EXTRACTED MATERIAL
+ + +

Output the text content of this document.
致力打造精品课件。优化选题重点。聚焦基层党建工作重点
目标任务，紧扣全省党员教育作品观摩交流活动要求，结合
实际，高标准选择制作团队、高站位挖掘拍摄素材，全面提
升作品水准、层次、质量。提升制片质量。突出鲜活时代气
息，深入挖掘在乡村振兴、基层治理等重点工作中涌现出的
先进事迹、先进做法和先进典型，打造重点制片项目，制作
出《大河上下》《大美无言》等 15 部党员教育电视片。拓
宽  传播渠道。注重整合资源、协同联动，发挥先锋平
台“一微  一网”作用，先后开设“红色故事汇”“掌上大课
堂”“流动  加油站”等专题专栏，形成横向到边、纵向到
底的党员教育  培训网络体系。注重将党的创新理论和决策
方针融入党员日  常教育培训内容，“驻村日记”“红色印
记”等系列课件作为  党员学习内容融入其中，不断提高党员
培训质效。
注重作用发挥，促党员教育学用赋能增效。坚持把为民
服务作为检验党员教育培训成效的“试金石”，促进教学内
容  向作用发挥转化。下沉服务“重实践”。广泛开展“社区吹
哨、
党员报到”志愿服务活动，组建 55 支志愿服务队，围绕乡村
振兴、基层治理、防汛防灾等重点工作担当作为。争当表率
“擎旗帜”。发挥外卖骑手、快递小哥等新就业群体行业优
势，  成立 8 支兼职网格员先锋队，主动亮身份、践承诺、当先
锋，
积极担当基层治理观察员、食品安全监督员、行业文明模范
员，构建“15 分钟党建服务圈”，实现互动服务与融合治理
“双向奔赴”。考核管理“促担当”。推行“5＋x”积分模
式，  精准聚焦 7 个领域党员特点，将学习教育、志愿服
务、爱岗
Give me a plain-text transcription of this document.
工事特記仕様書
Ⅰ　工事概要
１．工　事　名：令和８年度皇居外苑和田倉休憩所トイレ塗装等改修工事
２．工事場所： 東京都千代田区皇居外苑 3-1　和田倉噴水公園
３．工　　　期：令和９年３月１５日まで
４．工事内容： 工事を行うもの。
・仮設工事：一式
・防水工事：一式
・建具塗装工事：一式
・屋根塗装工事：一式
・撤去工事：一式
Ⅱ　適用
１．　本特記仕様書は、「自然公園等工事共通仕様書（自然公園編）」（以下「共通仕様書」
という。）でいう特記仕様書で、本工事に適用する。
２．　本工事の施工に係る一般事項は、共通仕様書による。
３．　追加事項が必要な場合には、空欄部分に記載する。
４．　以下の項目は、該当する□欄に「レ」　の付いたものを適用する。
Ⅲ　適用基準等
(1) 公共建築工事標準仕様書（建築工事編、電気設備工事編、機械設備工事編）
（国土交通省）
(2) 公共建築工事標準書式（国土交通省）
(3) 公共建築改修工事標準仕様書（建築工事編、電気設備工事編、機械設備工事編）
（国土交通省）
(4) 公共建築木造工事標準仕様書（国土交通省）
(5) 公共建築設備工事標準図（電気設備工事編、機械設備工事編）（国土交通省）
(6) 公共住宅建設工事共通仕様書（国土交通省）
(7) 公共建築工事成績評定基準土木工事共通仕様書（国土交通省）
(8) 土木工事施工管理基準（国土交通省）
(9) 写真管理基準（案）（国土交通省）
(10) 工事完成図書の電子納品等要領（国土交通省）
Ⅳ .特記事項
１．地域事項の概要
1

+ + +

PROBLEM DESCRIPTION
Give again, word for word, every line from the one holding "Give me a plain-text" to the end of the data.

OUTPUT OF THE TASK
Give me a plain-text transcription of this document.
工事特記仕様書
Ⅰ　工事概要
１．工　事　名：令和８年度皇居外苑和田倉休憩所トイレ塗装等改修工事
２．工事場所： 東京都千代田区皇居外苑 3-1　和田倉噴水公園
３．工　　　期：令和９年３月１５日まで
４．工事内容： 工事を行うもの。
・仮設工事：一式
・防水工事：一式
・建具塗装工事：一式
・屋根塗装工事：一式
・撤去工事：一式
Ⅱ　適用
１．　本特記仕様書は、「自然公園等工事共通仕様書（自然公園編）」（以下「共通仕様書」
という。）でいう特記仕様書で、本工事に適用する。
２．　本工事の施工に係る一般事項は、共通仕様書による。
３．　追加事項が必要な場合には、空欄部分に記載する。
４．　以下の項目は、該当する□欄に「レ」　の付いたものを適用する。
Ⅲ　適用基準等
(1) 公共建築工事標準仕様書（建築工事編、電気設備工事編、機械設備工事編）
（国土交通省）
(2) 公共建築工事標準書式（国土交通省）
(3) 公共建築改修工事標準仕様書（建築工事編、電気設備工事編、機械設備工事編）
（国土交通省）
(4) 公共建築木造工事標準仕様書（国土交通省）
(5) 公共建築設備工事標準図（電気設備工事編、機械設備工事編）（国土交通省）
(6) 公共住宅建設工事共通仕様書（国土交通省）
(7) 公共建築工事成績評定基準土木工事共通仕様書（国土交通省）
(8) 土木工事施工管理基準（国土交通省）
(9) 写真管理基準（案）（国土交通省）
(10) 工事完成図書の電子納品等要領（国土交通省）
Ⅳ .特記事項
１．地域事項の概要
1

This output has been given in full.